_DIRECTIVE_. Transcribe the material verbatim, from its first line up to and including the line with "header-line-1: Decreased [1033, 226, 1151, 253]".
------
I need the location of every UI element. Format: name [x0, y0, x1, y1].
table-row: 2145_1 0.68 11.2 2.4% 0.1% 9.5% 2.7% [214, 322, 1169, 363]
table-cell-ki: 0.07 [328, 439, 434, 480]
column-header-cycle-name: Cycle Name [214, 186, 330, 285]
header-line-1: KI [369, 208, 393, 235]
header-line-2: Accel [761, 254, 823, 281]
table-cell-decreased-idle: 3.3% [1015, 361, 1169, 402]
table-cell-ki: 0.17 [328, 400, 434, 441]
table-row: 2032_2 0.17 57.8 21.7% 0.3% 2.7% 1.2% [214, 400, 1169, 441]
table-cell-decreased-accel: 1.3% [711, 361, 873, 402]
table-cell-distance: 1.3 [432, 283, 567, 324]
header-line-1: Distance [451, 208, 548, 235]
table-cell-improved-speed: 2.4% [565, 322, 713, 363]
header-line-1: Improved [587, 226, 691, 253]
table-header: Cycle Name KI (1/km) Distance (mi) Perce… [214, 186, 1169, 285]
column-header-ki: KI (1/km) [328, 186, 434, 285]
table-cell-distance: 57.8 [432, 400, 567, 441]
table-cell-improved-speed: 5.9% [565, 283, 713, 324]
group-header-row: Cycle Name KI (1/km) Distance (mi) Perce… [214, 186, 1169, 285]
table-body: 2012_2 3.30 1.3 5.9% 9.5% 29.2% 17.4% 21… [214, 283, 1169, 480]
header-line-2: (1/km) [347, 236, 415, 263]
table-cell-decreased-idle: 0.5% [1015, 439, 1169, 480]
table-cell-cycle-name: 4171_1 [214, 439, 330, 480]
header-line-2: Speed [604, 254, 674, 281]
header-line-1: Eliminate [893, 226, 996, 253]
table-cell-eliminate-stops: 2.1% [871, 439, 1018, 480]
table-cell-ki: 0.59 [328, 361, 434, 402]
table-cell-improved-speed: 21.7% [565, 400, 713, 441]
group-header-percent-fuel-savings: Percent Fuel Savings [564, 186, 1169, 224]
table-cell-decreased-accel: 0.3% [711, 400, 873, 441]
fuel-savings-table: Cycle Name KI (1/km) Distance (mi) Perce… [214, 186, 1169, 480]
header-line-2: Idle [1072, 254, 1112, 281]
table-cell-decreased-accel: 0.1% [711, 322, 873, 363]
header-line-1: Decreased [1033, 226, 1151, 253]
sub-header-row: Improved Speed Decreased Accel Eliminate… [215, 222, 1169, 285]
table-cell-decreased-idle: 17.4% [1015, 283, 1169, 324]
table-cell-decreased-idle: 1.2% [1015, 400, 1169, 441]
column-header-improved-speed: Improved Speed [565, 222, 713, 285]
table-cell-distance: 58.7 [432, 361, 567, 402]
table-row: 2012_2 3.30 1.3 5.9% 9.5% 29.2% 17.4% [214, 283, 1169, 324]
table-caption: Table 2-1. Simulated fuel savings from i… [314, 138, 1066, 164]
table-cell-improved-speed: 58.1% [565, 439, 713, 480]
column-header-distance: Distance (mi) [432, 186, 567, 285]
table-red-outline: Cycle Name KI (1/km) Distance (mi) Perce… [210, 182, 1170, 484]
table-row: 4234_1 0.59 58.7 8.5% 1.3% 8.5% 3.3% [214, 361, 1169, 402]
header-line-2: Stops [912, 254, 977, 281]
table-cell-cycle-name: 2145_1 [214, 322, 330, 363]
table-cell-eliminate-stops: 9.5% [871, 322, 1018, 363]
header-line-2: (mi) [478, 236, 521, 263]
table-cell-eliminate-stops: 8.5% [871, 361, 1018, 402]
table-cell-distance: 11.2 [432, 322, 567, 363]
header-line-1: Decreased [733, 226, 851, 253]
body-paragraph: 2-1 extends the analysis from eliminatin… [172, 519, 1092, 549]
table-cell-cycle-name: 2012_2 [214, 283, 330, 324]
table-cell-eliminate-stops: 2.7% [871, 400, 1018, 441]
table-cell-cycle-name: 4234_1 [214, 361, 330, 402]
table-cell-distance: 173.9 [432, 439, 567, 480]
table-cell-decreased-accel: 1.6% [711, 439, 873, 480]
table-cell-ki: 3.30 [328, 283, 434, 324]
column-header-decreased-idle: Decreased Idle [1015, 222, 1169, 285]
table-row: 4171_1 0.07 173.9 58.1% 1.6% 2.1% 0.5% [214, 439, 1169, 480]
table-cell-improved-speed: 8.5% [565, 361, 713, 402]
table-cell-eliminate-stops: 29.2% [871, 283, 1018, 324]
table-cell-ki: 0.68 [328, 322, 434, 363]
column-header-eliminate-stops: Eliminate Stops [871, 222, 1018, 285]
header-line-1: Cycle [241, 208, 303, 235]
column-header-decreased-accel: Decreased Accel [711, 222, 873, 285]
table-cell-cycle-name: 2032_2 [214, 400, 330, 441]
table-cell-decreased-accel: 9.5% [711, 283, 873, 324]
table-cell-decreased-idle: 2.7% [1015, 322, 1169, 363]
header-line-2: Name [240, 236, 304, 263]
------
_WRITTEN RESPONSE_.
I need the location of every UI element. Format: name [x0, y0, x1, y1].
table-row: 2145_1 0.68 11.2 2.4% 0.1% 9.5% 2.7% [214, 322, 1169, 363]
table-cell-ki: 0.07 [328, 439, 434, 480]
column-header-cycle-name: Cycle Name [214, 186, 330, 285]
header-line-1: KI [369, 208, 393, 235]
header-line-2: Accel [761, 254, 823, 281]
table-cell-decreased-idle: 3.3% [1015, 361, 1169, 402]
table-cell-ki: 0.17 [328, 400, 434, 441]
table-row: 2032_2 0.17 57.8 21.7% 0.3% 2.7% 1.2% [214, 400, 1169, 441]
table-cell-decreased-accel: 1.3% [711, 361, 873, 402]
table-cell-distance: 1.3 [432, 283, 567, 324]
header-line-1: Distance [451, 208, 548, 235]
table-cell-improved-speed: 2.4% [565, 322, 713, 363]
header-line-1: Improved [587, 226, 691, 253]
table-header: Cycle Name KI (1/km) Distance (mi) Perce… [214, 186, 1169, 285]
column-header-ki: KI (1/km) [328, 186, 434, 285]
table-cell-distance: 57.8 [432, 400, 567, 441]
table-cell-improved-speed: 5.9% [565, 283, 713, 324]
group-header-row: Cycle Name KI (1/km) Distance (mi) Perce… [214, 186, 1169, 285]
table-body: 2012_2 3.30 1.3 5.9% 9.5% 29.2% 17.4% 21… [214, 283, 1169, 480]
header-line-2: (1/km) [347, 236, 415, 263]
table-cell-decreased-idle: 0.5% [1015, 439, 1169, 480]
table-cell-cycle-name: 4171_1 [214, 439, 330, 480]
header-line-2: Speed [604, 254, 674, 281]
header-line-1: Eliminate [893, 226, 996, 253]
table-cell-eliminate-stops: 2.1% [871, 439, 1018, 480]
table-cell-ki: 0.59 [328, 361, 434, 402]
table-cell-improved-speed: 21.7% [565, 400, 713, 441]
group-header-percent-fuel-savings: Percent Fuel Savings [564, 186, 1169, 224]
table-cell-decreased-accel: 0.3% [711, 400, 873, 441]
fuel-savings-table: Cycle Name KI (1/km) Distance (mi) Perce… [214, 186, 1169, 480]
header-line-2: Idle [1072, 254, 1112, 281]
table-cell-decreased-accel: 0.1% [711, 322, 873, 363]
header-line-1: Decreased [1033, 226, 1151, 253]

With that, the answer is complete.